### LISTING
Start

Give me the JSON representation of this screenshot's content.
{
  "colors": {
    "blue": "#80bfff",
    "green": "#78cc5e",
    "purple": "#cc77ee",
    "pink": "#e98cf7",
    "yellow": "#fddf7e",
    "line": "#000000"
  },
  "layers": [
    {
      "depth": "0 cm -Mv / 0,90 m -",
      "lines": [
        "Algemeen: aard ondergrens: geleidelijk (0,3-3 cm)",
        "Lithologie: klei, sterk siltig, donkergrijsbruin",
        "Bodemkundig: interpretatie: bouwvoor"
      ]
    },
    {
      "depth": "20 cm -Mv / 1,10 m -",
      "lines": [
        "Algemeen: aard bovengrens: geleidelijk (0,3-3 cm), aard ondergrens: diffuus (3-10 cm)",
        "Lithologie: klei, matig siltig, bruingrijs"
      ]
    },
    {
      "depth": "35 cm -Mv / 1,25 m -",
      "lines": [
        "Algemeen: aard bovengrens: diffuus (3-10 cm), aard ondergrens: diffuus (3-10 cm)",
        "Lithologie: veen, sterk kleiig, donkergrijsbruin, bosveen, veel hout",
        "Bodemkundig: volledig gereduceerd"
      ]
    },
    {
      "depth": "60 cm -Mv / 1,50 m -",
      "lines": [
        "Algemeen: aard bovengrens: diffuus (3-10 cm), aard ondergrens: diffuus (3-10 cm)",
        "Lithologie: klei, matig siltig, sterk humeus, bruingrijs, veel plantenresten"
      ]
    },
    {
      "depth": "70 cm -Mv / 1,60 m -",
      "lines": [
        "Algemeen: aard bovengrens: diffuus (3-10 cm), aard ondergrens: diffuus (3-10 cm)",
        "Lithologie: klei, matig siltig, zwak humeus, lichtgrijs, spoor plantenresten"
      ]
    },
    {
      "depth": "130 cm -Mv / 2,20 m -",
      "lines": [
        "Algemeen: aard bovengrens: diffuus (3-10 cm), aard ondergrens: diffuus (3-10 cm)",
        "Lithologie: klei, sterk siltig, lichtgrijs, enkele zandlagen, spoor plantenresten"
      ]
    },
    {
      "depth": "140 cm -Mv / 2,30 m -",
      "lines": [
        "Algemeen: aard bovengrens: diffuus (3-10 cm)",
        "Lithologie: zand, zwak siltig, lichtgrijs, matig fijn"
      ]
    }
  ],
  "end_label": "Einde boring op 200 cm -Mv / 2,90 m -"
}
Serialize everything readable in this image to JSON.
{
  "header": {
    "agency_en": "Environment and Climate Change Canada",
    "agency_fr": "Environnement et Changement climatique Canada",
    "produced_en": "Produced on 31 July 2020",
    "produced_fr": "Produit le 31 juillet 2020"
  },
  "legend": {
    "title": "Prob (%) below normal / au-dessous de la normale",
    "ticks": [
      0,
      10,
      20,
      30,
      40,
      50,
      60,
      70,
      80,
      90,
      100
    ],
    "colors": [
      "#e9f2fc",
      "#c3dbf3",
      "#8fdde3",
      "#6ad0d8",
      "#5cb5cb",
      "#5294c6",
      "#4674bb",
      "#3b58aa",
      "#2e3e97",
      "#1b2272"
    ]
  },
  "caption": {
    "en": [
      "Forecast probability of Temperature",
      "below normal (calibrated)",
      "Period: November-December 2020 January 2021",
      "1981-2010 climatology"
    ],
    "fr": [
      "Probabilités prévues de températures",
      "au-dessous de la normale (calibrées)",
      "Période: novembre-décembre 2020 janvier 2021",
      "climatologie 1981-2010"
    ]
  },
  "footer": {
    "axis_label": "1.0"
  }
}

End

### BRIEF
Write out the records above again, keeping each one identical to the original.

### SOLUTION TO THE PROBLEM
Give me the JSON representation of this screenshot's content.
{
  "colors": {
    "blue": "#80bfff",
    "green": "#78cc5e",
    "purple": "#cc77ee",
    "pink": "#e98cf7",
    "yellow": "#fddf7e",
    "line": "#000000"
  },
  "layers": [
    {
      "depth": "0 cm -Mv / 0,90 m -",
      "lines": [
        "Algemeen: aard ondergrens: geleidelijk (0,3-3 cm)",
        "Lithologie: klei, sterk siltig, donkergrijsbruin",
        "Bodemkundig: interpretatie: bouwvoor"
      ]
    },
    {
      "depth": "20 cm -Mv / 1,10 m -",
      "lines": [
        "Algemeen: aard bovengrens: geleidelijk (0,3-3 cm), aard ondergrens: diffuus (3-10 cm)",
        "Lithologie: klei, matig siltig, bruingrijs"
      ]
    },
    {
      "depth": "35 cm -Mv / 1,25 m -",
      "lines": [
        "Algemeen: aard bovengrens: diffuus (3-10 cm), aard ondergrens: diffuus (3-10 cm)",
        "Lithologie: veen, sterk kleiig, donkergrijsbruin, bosveen, veel hout",
        "Bodemkundig: volledig gereduceerd"
      ]
    },
    {
      "depth": "60 cm -Mv / 1,50 m -",
      "lines": [
        "Algemeen: aard bovengrens: diffuus (3-10 cm), aard ondergrens: diffuus (3-10 cm)",
        "Lithologie: klei, matig siltig, sterk humeus, bruingrijs, veel plantenresten"
      ]
    },
    {
      "depth": "70 cm -Mv / 1,60 m -",
      "lines": [
        "Algemeen: aard bovengrens: diffuus (3-10 cm), aard ondergrens: diffuus (3-10 cm)",
        "Lithologie: klei, matig siltig, zwak humeus, lichtgrijs, spoor plantenresten"
      ]
    },
    {
      "depth": "130 cm -Mv / 2,20 m -",
      "lines": [
        "Algemeen: aard bovengrens: diffuus (3-10 cm), aard ondergrens: diffuus (3-10 cm)",
        "Lithologie: klei, sterk siltig, lichtgrijs, enkele zandlagen, spoor plantenresten"
      ]
    },
    {
      "depth": "140 cm -Mv / 2,30 m -",
      "lines": [
        "Algemeen: aard bovengrens: diffuus (3-10 cm)",
        "Lithologie: zand, zwak siltig, lichtgrijs, matig fijn"
      ]
    }
  ],
  "end_label": "Einde boring op 200 cm -Mv / 2,90 m -"
}
Serialize everything readable in this image to JSON.
{
  "header": {
    "agency_en": "Environment and Climate Change Canada",
    "agency_fr": "Environnement et Changement climatique Canada",
    "produced_en": "Produced on 31 July 2020",
    "produced_fr": "Produit le 31 juillet 2020"
  },
  "legend": {
    "title": "Prob (%) below normal / au-dessous de la normale",
    "ticks": [
      0,
      10,
      20,
      30,
      40,
      50,
      60,
      70,
      80,
      90,
      100
    ],
    "colors": [
      "#e9f2fc",
      "#c3dbf3",
      "#8fdde3",
      "#6ad0d8",
      "#5cb5cb",
      "#5294c6",
      "#4674bb",
      "#3b58aa",
      "#2e3e97",
      "#1b2272"
    ]
  },
  "caption": {
    "en": [
      "Forecast probability of Temperature",
      "below normal (calibrated)",
      "Period: November-December 2020 January 2021",
      "1981-2010 climatology"
    ],
    "fr": [
      "Probabilités prévues de températures",
      "au-dessous de la normale (calibrées)",
      "Période: novembre-décembre 2020 janvier 2021",
      "climatologie 1981-2010"
    ]
  },
  "footer": {
    "axis_label": "1.0"
  }
}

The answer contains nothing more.